Transcribe, word for word, the line containing "What does this" and each line following it through the end of the listing below. Omit all other lines.

[start]

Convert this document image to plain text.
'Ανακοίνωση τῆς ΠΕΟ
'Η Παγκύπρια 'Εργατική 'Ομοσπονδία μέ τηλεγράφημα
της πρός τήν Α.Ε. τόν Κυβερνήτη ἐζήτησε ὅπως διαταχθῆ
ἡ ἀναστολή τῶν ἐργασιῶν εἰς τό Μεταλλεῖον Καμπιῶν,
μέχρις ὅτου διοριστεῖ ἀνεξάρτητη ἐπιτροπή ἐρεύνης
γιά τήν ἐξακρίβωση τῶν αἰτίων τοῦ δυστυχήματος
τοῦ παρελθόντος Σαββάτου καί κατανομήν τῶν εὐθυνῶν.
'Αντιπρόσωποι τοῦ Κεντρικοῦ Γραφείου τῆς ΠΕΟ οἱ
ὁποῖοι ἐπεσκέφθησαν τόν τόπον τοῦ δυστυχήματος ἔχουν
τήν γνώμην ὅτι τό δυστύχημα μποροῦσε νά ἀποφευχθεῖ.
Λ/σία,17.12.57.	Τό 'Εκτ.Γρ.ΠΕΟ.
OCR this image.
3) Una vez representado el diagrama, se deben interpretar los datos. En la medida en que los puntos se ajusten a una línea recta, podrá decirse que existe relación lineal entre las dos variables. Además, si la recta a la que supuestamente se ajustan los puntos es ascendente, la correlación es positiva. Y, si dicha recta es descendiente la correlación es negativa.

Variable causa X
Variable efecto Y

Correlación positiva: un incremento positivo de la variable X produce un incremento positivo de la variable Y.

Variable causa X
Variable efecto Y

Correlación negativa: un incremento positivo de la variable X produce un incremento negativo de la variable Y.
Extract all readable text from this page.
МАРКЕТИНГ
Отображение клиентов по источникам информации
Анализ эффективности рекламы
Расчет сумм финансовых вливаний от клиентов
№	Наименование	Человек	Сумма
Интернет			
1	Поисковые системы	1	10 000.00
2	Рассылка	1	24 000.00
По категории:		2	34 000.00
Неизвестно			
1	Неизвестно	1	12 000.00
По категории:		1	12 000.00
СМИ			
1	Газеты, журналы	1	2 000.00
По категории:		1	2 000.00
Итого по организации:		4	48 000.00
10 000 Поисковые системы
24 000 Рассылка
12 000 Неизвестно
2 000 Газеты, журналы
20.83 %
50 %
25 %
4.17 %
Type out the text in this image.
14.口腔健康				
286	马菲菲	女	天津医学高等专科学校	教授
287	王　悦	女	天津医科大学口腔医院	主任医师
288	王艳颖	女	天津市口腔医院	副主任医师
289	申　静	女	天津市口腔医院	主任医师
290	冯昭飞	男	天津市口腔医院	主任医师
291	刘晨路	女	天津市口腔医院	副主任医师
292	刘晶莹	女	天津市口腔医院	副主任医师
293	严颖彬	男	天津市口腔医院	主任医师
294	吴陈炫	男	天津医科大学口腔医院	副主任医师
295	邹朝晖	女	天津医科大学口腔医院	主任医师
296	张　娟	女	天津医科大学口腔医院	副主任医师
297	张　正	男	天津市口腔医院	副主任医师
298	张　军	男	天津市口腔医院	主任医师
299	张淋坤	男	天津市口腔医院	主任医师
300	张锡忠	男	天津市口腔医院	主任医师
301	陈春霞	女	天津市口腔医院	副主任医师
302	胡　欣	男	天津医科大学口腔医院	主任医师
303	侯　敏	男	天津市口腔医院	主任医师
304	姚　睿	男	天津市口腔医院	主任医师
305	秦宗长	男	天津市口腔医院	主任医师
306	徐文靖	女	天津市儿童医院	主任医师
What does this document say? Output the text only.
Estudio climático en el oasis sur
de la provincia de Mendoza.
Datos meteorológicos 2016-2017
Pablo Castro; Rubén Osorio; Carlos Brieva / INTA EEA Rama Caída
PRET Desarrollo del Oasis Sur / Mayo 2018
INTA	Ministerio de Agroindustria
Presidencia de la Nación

[end]

Output below:
What does this document say? Output the text only.
Estudio climático en el oasis sur
de la provincia de Mendoza.
Datos meteorológicos 2016-2017
Pablo Castro; Rubén Osorio; Carlos Brieva / INTA EEA Rama Caída
PRET Desarrollo del Oasis Sur / Mayo 2018
INTA	Ministerio de Agroindustria
Presidencia de la Nación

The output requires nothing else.